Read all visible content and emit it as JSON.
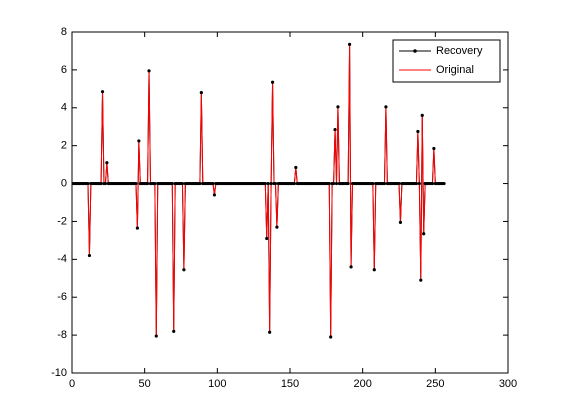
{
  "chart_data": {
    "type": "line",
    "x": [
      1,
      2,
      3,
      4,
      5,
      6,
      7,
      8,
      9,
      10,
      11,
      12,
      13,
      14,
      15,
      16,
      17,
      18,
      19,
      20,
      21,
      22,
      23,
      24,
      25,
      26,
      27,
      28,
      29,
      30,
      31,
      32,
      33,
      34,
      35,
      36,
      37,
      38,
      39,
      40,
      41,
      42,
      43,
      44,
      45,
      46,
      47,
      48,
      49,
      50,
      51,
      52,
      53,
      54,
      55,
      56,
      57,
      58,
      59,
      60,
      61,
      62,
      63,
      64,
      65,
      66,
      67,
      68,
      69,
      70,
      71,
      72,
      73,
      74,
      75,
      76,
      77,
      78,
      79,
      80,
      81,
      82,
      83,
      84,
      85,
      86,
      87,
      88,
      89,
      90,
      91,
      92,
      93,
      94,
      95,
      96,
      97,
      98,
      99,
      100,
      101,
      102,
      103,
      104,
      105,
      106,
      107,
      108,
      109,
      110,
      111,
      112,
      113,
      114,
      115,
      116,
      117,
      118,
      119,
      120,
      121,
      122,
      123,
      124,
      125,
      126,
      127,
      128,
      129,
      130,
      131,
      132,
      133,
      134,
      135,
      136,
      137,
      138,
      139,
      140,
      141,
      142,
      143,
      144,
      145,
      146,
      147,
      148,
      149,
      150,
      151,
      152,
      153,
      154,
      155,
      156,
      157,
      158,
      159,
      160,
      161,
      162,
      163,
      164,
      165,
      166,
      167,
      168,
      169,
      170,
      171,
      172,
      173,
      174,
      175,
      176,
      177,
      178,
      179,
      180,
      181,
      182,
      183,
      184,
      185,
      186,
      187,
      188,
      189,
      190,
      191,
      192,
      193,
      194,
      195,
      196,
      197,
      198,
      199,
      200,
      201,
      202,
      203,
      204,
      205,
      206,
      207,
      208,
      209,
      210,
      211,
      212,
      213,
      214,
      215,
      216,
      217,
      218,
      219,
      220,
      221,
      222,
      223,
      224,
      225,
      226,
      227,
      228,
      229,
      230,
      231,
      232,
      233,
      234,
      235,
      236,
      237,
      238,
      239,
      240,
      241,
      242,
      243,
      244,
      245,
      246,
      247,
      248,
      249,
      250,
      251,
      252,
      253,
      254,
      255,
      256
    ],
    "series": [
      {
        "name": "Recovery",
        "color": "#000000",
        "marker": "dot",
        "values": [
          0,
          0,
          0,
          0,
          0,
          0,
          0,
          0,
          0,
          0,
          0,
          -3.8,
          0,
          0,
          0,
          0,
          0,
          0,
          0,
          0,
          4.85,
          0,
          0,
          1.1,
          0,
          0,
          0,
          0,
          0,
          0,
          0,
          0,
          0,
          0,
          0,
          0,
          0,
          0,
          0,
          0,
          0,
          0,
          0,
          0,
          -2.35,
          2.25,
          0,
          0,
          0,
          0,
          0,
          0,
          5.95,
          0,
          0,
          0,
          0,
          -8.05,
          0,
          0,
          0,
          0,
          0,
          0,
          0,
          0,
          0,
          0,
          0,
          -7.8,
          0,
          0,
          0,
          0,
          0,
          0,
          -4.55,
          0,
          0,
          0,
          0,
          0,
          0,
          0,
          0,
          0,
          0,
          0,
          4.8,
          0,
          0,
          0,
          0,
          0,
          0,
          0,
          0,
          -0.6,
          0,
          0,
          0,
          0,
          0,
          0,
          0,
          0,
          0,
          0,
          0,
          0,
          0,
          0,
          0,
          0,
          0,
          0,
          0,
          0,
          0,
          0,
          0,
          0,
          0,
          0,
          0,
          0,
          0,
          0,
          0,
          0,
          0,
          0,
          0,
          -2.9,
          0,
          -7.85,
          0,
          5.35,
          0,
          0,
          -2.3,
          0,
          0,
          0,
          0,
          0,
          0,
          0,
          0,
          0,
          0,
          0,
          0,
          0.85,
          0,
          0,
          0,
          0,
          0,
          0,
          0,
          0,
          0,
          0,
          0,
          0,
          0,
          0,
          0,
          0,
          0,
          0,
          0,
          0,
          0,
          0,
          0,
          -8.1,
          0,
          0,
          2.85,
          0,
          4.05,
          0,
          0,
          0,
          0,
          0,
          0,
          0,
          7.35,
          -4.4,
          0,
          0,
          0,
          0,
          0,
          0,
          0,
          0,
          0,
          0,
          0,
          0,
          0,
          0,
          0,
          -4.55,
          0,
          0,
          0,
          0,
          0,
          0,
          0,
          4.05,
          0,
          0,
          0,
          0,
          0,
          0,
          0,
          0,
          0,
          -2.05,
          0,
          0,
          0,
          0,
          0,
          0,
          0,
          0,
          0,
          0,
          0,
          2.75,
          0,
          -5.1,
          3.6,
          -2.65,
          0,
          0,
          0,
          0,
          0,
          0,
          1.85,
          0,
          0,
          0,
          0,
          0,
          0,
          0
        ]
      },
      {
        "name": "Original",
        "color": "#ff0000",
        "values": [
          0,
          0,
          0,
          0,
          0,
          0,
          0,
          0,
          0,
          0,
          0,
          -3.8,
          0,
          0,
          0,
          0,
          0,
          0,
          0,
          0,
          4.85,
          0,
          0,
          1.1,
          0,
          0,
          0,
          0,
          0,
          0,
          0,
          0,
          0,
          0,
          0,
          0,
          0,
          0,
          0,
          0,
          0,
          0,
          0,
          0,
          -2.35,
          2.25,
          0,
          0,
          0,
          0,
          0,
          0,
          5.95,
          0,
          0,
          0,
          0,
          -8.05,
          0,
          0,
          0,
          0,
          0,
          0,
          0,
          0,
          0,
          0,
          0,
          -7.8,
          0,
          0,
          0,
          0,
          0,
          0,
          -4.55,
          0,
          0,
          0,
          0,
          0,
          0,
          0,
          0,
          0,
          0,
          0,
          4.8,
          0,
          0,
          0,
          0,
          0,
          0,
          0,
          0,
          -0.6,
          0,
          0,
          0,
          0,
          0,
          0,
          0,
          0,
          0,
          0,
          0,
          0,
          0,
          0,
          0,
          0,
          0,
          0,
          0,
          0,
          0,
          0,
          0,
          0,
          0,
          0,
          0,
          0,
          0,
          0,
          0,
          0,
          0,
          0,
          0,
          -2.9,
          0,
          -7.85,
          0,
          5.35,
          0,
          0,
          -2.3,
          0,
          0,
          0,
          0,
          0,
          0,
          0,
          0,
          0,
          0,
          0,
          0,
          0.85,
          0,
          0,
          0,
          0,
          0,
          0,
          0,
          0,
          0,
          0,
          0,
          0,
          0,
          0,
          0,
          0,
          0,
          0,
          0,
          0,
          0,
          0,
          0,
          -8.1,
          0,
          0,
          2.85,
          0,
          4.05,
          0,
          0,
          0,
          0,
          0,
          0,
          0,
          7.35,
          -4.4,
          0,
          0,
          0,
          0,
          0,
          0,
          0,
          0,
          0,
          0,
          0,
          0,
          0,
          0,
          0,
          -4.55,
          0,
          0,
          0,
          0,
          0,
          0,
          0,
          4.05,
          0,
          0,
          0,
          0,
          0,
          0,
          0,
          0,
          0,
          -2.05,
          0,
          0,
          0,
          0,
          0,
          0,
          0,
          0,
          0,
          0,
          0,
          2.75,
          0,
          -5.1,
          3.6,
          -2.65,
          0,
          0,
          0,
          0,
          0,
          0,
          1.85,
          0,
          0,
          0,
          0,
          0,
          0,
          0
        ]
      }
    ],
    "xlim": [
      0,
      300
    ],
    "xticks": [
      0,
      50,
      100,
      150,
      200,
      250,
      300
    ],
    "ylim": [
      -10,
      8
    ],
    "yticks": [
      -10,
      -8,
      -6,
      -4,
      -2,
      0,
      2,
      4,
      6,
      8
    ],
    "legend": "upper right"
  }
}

★ ★ ★ ★ ★ ★ ★

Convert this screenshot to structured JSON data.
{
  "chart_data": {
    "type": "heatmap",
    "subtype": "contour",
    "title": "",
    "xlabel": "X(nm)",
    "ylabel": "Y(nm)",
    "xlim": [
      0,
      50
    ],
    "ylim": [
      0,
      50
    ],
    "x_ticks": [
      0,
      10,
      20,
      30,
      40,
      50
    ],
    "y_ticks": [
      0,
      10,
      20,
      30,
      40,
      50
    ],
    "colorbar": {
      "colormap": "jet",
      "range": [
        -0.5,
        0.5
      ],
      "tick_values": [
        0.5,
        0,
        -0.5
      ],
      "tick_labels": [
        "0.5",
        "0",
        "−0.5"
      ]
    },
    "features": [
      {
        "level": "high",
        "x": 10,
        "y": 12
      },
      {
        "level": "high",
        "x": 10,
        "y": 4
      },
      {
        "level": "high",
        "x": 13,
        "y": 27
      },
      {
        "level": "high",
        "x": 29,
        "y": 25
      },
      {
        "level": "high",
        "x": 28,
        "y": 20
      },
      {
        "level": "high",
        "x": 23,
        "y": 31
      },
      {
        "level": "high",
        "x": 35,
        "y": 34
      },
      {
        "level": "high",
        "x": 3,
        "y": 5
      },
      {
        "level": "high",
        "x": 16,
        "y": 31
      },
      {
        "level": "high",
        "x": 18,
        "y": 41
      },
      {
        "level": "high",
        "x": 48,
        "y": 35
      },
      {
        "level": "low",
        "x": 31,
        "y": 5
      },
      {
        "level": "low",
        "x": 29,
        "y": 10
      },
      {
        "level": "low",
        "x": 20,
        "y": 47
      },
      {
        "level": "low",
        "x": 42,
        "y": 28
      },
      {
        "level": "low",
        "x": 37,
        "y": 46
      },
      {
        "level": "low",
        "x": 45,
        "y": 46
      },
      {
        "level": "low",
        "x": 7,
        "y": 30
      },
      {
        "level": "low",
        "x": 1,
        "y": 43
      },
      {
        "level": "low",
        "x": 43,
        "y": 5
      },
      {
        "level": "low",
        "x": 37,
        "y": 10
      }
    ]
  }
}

★ ★ ★ ★ ★ ★ ★

== Required work ==
Of all the lines above, how many contain the word "JSON"? Give the number and nothing else.

== Answer to this task ==
2